** Start SOURCE DATA **

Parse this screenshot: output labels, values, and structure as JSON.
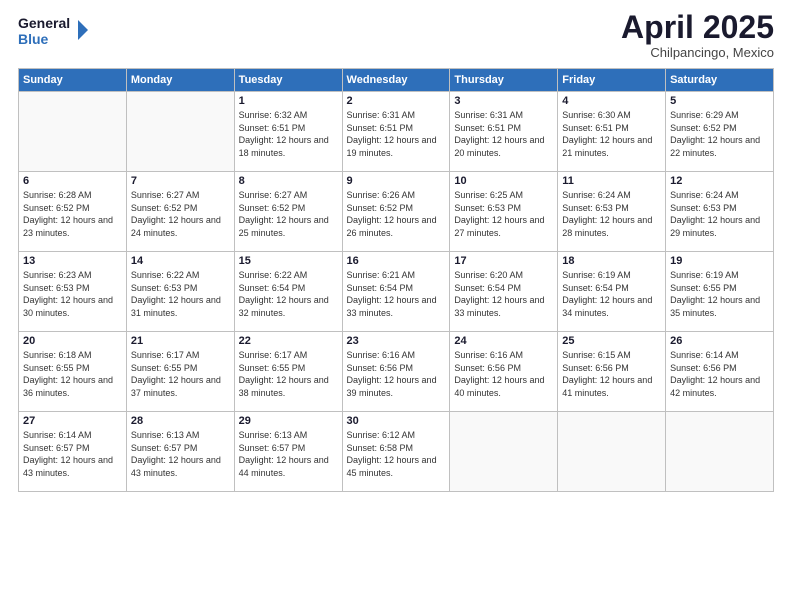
{
  "logo": {
    "line1": "General",
    "line2": "Blue"
  },
  "title": "April 2025",
  "subtitle": "Chilpancingo, Mexico",
  "days_header": [
    "Sunday",
    "Monday",
    "Tuesday",
    "Wednesday",
    "Thursday",
    "Friday",
    "Saturday"
  ],
  "weeks": [
    [
      {
        "day": "",
        "info": ""
      },
      {
        "day": "",
        "info": ""
      },
      {
        "day": "1",
        "info": "Sunrise: 6:32 AM\nSunset: 6:51 PM\nDaylight: 12 hours and 18 minutes."
      },
      {
        "day": "2",
        "info": "Sunrise: 6:31 AM\nSunset: 6:51 PM\nDaylight: 12 hours and 19 minutes."
      },
      {
        "day": "3",
        "info": "Sunrise: 6:31 AM\nSunset: 6:51 PM\nDaylight: 12 hours and 20 minutes."
      },
      {
        "day": "4",
        "info": "Sunrise: 6:30 AM\nSunset: 6:51 PM\nDaylight: 12 hours and 21 minutes."
      },
      {
        "day": "5",
        "info": "Sunrise: 6:29 AM\nSunset: 6:52 PM\nDaylight: 12 hours and 22 minutes."
      }
    ],
    [
      {
        "day": "6",
        "info": "Sunrise: 6:28 AM\nSunset: 6:52 PM\nDaylight: 12 hours and 23 minutes."
      },
      {
        "day": "7",
        "info": "Sunrise: 6:27 AM\nSunset: 6:52 PM\nDaylight: 12 hours and 24 minutes."
      },
      {
        "day": "8",
        "info": "Sunrise: 6:27 AM\nSunset: 6:52 PM\nDaylight: 12 hours and 25 minutes."
      },
      {
        "day": "9",
        "info": "Sunrise: 6:26 AM\nSunset: 6:52 PM\nDaylight: 12 hours and 26 minutes."
      },
      {
        "day": "10",
        "info": "Sunrise: 6:25 AM\nSunset: 6:53 PM\nDaylight: 12 hours and 27 minutes."
      },
      {
        "day": "11",
        "info": "Sunrise: 6:24 AM\nSunset: 6:53 PM\nDaylight: 12 hours and 28 minutes."
      },
      {
        "day": "12",
        "info": "Sunrise: 6:24 AM\nSunset: 6:53 PM\nDaylight: 12 hours and 29 minutes."
      }
    ],
    [
      {
        "day": "13",
        "info": "Sunrise: 6:23 AM\nSunset: 6:53 PM\nDaylight: 12 hours and 30 minutes."
      },
      {
        "day": "14",
        "info": "Sunrise: 6:22 AM\nSunset: 6:53 PM\nDaylight: 12 hours and 31 minutes."
      },
      {
        "day": "15",
        "info": "Sunrise: 6:22 AM\nSunset: 6:54 PM\nDaylight: 12 hours and 32 minutes."
      },
      {
        "day": "16",
        "info": "Sunrise: 6:21 AM\nSunset: 6:54 PM\nDaylight: 12 hours and 33 minutes."
      },
      {
        "day": "17",
        "info": "Sunrise: 6:20 AM\nSunset: 6:54 PM\nDaylight: 12 hours and 33 minutes."
      },
      {
        "day": "18",
        "info": "Sunrise: 6:19 AM\nSunset: 6:54 PM\nDaylight: 12 hours and 34 minutes."
      },
      {
        "day": "19",
        "info": "Sunrise: 6:19 AM\nSunset: 6:55 PM\nDaylight: 12 hours and 35 minutes."
      }
    ],
    [
      {
        "day": "20",
        "info": "Sunrise: 6:18 AM\nSunset: 6:55 PM\nDaylight: 12 hours and 36 minutes."
      },
      {
        "day": "21",
        "info": "Sunrise: 6:17 AM\nSunset: 6:55 PM\nDaylight: 12 hours and 37 minutes."
      },
      {
        "day": "22",
        "info": "Sunrise: 6:17 AM\nSunset: 6:55 PM\nDaylight: 12 hours and 38 minutes."
      },
      {
        "day": "23",
        "info": "Sunrise: 6:16 AM\nSunset: 6:56 PM\nDaylight: 12 hours and 39 minutes."
      },
      {
        "day": "24",
        "info": "Sunrise: 6:16 AM\nSunset: 6:56 PM\nDaylight: 12 hours and 40 minutes."
      },
      {
        "day": "25",
        "info": "Sunrise: 6:15 AM\nSunset: 6:56 PM\nDaylight: 12 hours and 41 minutes."
      },
      {
        "day": "26",
        "info": "Sunrise: 6:14 AM\nSunset: 6:56 PM\nDaylight: 12 hours and 42 minutes."
      }
    ],
    [
      {
        "day": "27",
        "info": "Sunrise: 6:14 AM\nSunset: 6:57 PM\nDaylight: 12 hours and 43 minutes."
      },
      {
        "day": "28",
        "info": "Sunrise: 6:13 AM\nSunset: 6:57 PM\nDaylight: 12 hours and 43 minutes."
      },
      {
        "day": "29",
        "info": "Sunrise: 6:13 AM\nSunset: 6:57 PM\nDaylight: 12 hours and 44 minutes."
      },
      {
        "day": "30",
        "info": "Sunrise: 6:12 AM\nSunset: 6:58 PM\nDaylight: 12 hours and 45 minutes."
      },
      {
        "day": "",
        "info": ""
      },
      {
        "day": "",
        "info": ""
      },
      {
        "day": "",
        "info": ""
      }
    ]
  ]
}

** End SOURCE DATA **

▸ SHORT TASK:
Set the data above down again exactly as given, with no pictures.

▸ FINISHED ANSWER:
Parse this screenshot: output labels, values, and structure as JSON.
{
  "logo": {
    "line1": "General",
    "line2": "Blue"
  },
  "title": "April 2025",
  "subtitle": "Chilpancingo, Mexico",
  "days_header": [
    "Sunday",
    "Monday",
    "Tuesday",
    "Wednesday",
    "Thursday",
    "Friday",
    "Saturday"
  ],
  "weeks": [
    [
      {
        "day": "",
        "info": ""
      },
      {
        "day": "",
        "info": ""
      },
      {
        "day": "1",
        "info": "Sunrise: 6:32 AM\nSunset: 6:51 PM\nDaylight: 12 hours and 18 minutes."
      },
      {
        "day": "2",
        "info": "Sunrise: 6:31 AM\nSunset: 6:51 PM\nDaylight: 12 hours and 19 minutes."
      },
      {
        "day": "3",
        "info": "Sunrise: 6:31 AM\nSunset: 6:51 PM\nDaylight: 12 hours and 20 minutes."
      },
      {
        "day": "4",
        "info": "Sunrise: 6:30 AM\nSunset: 6:51 PM\nDaylight: 12 hours and 21 minutes."
      },
      {
        "day": "5",
        "info": "Sunrise: 6:29 AM\nSunset: 6:52 PM\nDaylight: 12 hours and 22 minutes."
      }
    ],
    [
      {
        "day": "6",
        "info": "Sunrise: 6:28 AM\nSunset: 6:52 PM\nDaylight: 12 hours and 23 minutes."
      },
      {
        "day": "7",
        "info": "Sunrise: 6:27 AM\nSunset: 6:52 PM\nDaylight: 12 hours and 24 minutes."
      },
      {
        "day": "8",
        "info": "Sunrise: 6:27 AM\nSunset: 6:52 PM\nDaylight: 12 hours and 25 minutes."
      },
      {
        "day": "9",
        "info": "Sunrise: 6:26 AM\nSunset: 6:52 PM\nDaylight: 12 hours and 26 minutes."
      },
      {
        "day": "10",
        "info": "Sunrise: 6:25 AM\nSunset: 6:53 PM\nDaylight: 12 hours and 27 minutes."
      },
      {
        "day": "11",
        "info": "Sunrise: 6:24 AM\nSunset: 6:53 PM\nDaylight: 12 hours and 28 minutes."
      },
      {
        "day": "12",
        "info": "Sunrise: 6:24 AM\nSunset: 6:53 PM\nDaylight: 12 hours and 29 minutes."
      }
    ],
    [
      {
        "day": "13",
        "info": "Sunrise: 6:23 AM\nSunset: 6:53 PM\nDaylight: 12 hours and 30 minutes."
      },
      {
        "day": "14",
        "info": "Sunrise: 6:22 AM\nSunset: 6:53 PM\nDaylight: 12 hours and 31 minutes."
      },
      {
        "day": "15",
        "info": "Sunrise: 6:22 AM\nSunset: 6:54 PM\nDaylight: 12 hours and 32 minutes."
      },
      {
        "day": "16",
        "info": "Sunrise: 6:21 AM\nSunset: 6:54 PM\nDaylight: 12 hours and 33 minutes."
      },
      {
        "day": "17",
        "info": "Sunrise: 6:20 AM\nSunset: 6:54 PM\nDaylight: 12 hours and 33 minutes."
      },
      {
        "day": "18",
        "info": "Sunrise: 6:19 AM\nSunset: 6:54 PM\nDaylight: 12 hours and 34 minutes."
      },
      {
        "day": "19",
        "info": "Sunrise: 6:19 AM\nSunset: 6:55 PM\nDaylight: 12 hours and 35 minutes."
      }
    ],
    [
      {
        "day": "20",
        "info": "Sunrise: 6:18 AM\nSunset: 6:55 PM\nDaylight: 12 hours and 36 minutes."
      },
      {
        "day": "21",
        "info": "Sunrise: 6:17 AM\nSunset: 6:55 PM\nDaylight: 12 hours and 37 minutes."
      },
      {
        "day": "22",
        "info": "Sunrise: 6:17 AM\nSunset: 6:55 PM\nDaylight: 12 hours and 38 minutes."
      },
      {
        "day": "23",
        "info": "Sunrise: 6:16 AM\nSunset: 6:56 PM\nDaylight: 12 hours and 39 minutes."
      },
      {
        "day": "24",
        "info": "Sunrise: 6:16 AM\nSunset: 6:56 PM\nDaylight: 12 hours and 40 minutes."
      },
      {
        "day": "25",
        "info": "Sunrise: 6:15 AM\nSunset: 6:56 PM\nDaylight: 12 hours and 41 minutes."
      },
      {
        "day": "26",
        "info": "Sunrise: 6:14 AM\nSunset: 6:56 PM\nDaylight: 12 hours and 42 minutes."
      }
    ],
    [
      {
        "day": "27",
        "info": "Sunrise: 6:14 AM\nSunset: 6:57 PM\nDaylight: 12 hours and 43 minutes."
      },
      {
        "day": "28",
        "info": "Sunrise: 6:13 AM\nSunset: 6:57 PM\nDaylight: 12 hours and 43 minutes."
      },
      {
        "day": "29",
        "info": "Sunrise: 6:13 AM\nSunset: 6:57 PM\nDaylight: 12 hours and 44 minutes."
      },
      {
        "day": "30",
        "info": "Sunrise: 6:12 AM\nSunset: 6:58 PM\nDaylight: 12 hours and 45 minutes."
      },
      {
        "day": "",
        "info": ""
      },
      {
        "day": "",
        "info": ""
      },
      {
        "day": "",
        "info": ""
      }
    ]
  ]
}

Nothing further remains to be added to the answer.